TASK DIRECTIONS —
Quote every entry word for word.

EXERCISE MATERIAL —

'''

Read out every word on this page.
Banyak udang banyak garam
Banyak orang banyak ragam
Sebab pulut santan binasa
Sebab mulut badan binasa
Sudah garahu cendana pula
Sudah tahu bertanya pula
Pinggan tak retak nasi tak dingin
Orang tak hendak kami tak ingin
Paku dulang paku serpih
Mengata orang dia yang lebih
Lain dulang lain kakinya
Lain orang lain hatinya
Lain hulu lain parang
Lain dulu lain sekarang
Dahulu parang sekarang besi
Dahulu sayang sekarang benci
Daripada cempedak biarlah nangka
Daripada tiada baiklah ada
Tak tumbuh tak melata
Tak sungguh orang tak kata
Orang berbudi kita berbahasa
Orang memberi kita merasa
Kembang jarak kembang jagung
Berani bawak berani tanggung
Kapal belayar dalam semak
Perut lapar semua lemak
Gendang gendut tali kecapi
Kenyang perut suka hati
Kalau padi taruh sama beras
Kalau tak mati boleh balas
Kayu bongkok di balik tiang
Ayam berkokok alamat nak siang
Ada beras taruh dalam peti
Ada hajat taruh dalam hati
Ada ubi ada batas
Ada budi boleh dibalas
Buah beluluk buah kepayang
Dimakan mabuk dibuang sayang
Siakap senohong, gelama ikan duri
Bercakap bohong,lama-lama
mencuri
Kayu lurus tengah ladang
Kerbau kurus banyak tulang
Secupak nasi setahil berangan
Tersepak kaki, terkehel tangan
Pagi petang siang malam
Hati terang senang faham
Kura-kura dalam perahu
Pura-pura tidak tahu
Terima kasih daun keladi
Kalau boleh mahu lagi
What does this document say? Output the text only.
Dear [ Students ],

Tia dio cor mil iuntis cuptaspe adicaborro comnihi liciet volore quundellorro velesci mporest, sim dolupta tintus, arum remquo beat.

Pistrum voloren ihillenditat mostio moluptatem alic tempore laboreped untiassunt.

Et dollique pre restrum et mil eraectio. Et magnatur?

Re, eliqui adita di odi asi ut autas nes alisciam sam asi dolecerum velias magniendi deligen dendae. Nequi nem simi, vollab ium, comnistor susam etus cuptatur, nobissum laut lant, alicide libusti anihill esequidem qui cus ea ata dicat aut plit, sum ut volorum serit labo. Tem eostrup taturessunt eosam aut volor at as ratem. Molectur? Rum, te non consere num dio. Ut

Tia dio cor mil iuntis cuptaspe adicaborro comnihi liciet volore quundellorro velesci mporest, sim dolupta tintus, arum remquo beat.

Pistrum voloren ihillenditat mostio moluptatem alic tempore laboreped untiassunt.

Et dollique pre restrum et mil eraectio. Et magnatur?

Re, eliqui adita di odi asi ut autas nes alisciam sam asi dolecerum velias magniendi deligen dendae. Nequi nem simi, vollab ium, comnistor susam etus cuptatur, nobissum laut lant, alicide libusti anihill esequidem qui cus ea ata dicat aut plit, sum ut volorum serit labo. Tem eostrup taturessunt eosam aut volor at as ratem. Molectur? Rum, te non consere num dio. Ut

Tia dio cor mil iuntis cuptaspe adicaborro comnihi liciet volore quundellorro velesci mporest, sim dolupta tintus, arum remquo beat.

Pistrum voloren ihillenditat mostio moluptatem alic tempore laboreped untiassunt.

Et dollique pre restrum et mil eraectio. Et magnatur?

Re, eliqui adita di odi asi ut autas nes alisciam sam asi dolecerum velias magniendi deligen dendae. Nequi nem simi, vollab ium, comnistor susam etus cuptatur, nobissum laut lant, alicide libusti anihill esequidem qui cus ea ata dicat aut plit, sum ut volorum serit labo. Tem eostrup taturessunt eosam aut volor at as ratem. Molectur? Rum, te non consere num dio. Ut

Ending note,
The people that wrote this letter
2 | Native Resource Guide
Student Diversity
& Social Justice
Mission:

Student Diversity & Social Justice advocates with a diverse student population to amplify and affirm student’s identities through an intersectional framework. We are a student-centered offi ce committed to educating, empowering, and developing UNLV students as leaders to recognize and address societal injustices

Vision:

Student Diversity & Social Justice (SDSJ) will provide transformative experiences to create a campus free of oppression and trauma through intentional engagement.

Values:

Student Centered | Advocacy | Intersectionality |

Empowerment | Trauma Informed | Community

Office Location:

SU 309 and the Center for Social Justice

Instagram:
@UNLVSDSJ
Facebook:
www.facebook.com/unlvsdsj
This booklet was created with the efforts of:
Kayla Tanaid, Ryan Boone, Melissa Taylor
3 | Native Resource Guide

'''

IN RESPONSE —
Read out every word on this page.
Banyak udang banyak garam
Banyak orang banyak ragam
Sebab pulut santan binasa
Sebab mulut badan binasa
Sudah garahu cendana pula
Sudah tahu bertanya pula
Pinggan tak retak nasi tak dingin
Orang tak hendak kami tak ingin
Paku dulang paku serpih
Mengata orang dia yang lebih
Lain dulang lain kakinya
Lain orang lain hatinya
Lain hulu lain parang
Lain dulu lain sekarang
Dahulu parang sekarang besi
Dahulu sayang sekarang benci
Daripada cempedak biarlah nangka
Daripada tiada baiklah ada
Tak tumbuh tak melata
Tak sungguh orang tak kata
Orang berbudi kita berbahasa
Orang memberi kita merasa
Kembang jarak kembang jagung
Berani bawak berani tanggung
Kapal belayar dalam semak
Perut lapar semua lemak
Gendang gendut tali kecapi
Kenyang perut suka hati
Kalau padi taruh sama beras
Kalau tak mati boleh balas
Kayu bongkok di balik tiang
Ayam berkokok alamat nak siang
Ada beras taruh dalam peti
Ada hajat taruh dalam hati
Ada ubi ada batas
Ada budi boleh dibalas
Buah beluluk buah kepayang
Dimakan mabuk dibuang sayang
Siakap senohong, gelama ikan duri
Bercakap bohong,lama-lama
mencuri
Kayu lurus tengah ladang
Kerbau kurus banyak tulang
Secupak nasi setahil berangan
Tersepak kaki, terkehel tangan
Pagi petang siang malam
Hati terang senang faham
Kura-kura dalam perahu
Pura-pura tidak tahu
Terima kasih daun keladi
Kalau boleh mahu lagi
What does this document say? Output the text only.
Dear [ Students ],

Tia dio cor mil iuntis cuptaspe adicaborro comnihi liciet volore quundellorro velesci mporest, sim dolupta tintus, arum remquo beat.

Pistrum voloren ihillenditat mostio moluptatem alic tempore laboreped untiassunt.

Et dollique pre restrum et mil eraectio. Et magnatur?

Re, eliqui adita di odi asi ut autas nes alisciam sam asi dolecerum velias magniendi deligen dendae. Nequi nem simi, vollab ium, comnistor susam etus cuptatur, nobissum laut lant, alicide libusti anihill esequidem qui cus ea ata dicat aut plit, sum ut volorum serit labo. Tem eostrup taturessunt eosam aut volor at as ratem. Molectur? Rum, te non consere num dio. Ut

Tia dio cor mil iuntis cuptaspe adicaborro comnihi liciet volore quundellorro velesci mporest, sim dolupta tintus, arum remquo beat.

Pistrum voloren ihillenditat mostio moluptatem alic tempore laboreped untiassunt.

Et dollique pre restrum et mil eraectio. Et magnatur?

Re, eliqui adita di odi asi ut autas nes alisciam sam asi dolecerum velias magniendi deligen dendae. Nequi nem simi, vollab ium, comnistor susam etus cuptatur, nobissum laut lant, alicide libusti anihill esequidem qui cus ea ata dicat aut plit, sum ut volorum serit labo. Tem eostrup taturessunt eosam aut volor at as ratem. Molectur? Rum, te non consere num dio. Ut

Tia dio cor mil iuntis cuptaspe adicaborro comnihi liciet volore quundellorro velesci mporest, sim dolupta tintus, arum remquo beat.

Pistrum voloren ihillenditat mostio moluptatem alic tempore laboreped untiassunt.

Et dollique pre restrum et mil eraectio. Et magnatur?

Re, eliqui adita di odi asi ut autas nes alisciam sam asi dolecerum velias magniendi deligen dendae. Nequi nem simi, vollab ium, comnistor susam etus cuptatur, nobissum laut lant, alicide libusti anihill esequidem qui cus ea ata dicat aut plit, sum ut volorum serit labo. Tem eostrup taturessunt eosam aut volor at as ratem. Molectur? Rum, te non consere num dio. Ut

Ending note,
The people that wrote this letter
2 | Native Resource Guide
Student Diversity
& Social Justice
Mission:

Student Diversity & Social Justice advocates with a diverse student population to amplify and affirm student’s identities through an intersectional framework. We are a student-centered offi ce committed to educating, empowering, and developing UNLV students as leaders to recognize and address societal injustices

Vision:

Student Diversity & Social Justice (SDSJ) will provide transformative experiences to create a campus free of oppression and trauma through intentional engagement.

Values:

Student Centered | Advocacy | Intersectionality |

Empowerment | Trauma Informed | Community

Office Location:

SU 309 and the Center for Social Justice

Instagram:
@UNLVSDSJ
Facebook:
www.facebook.com/unlvsdsj
This booklet was created with the efforts of:
Kayla Tanaid, Ryan Boone, Melissa Taylor
3 | Native Resource Guide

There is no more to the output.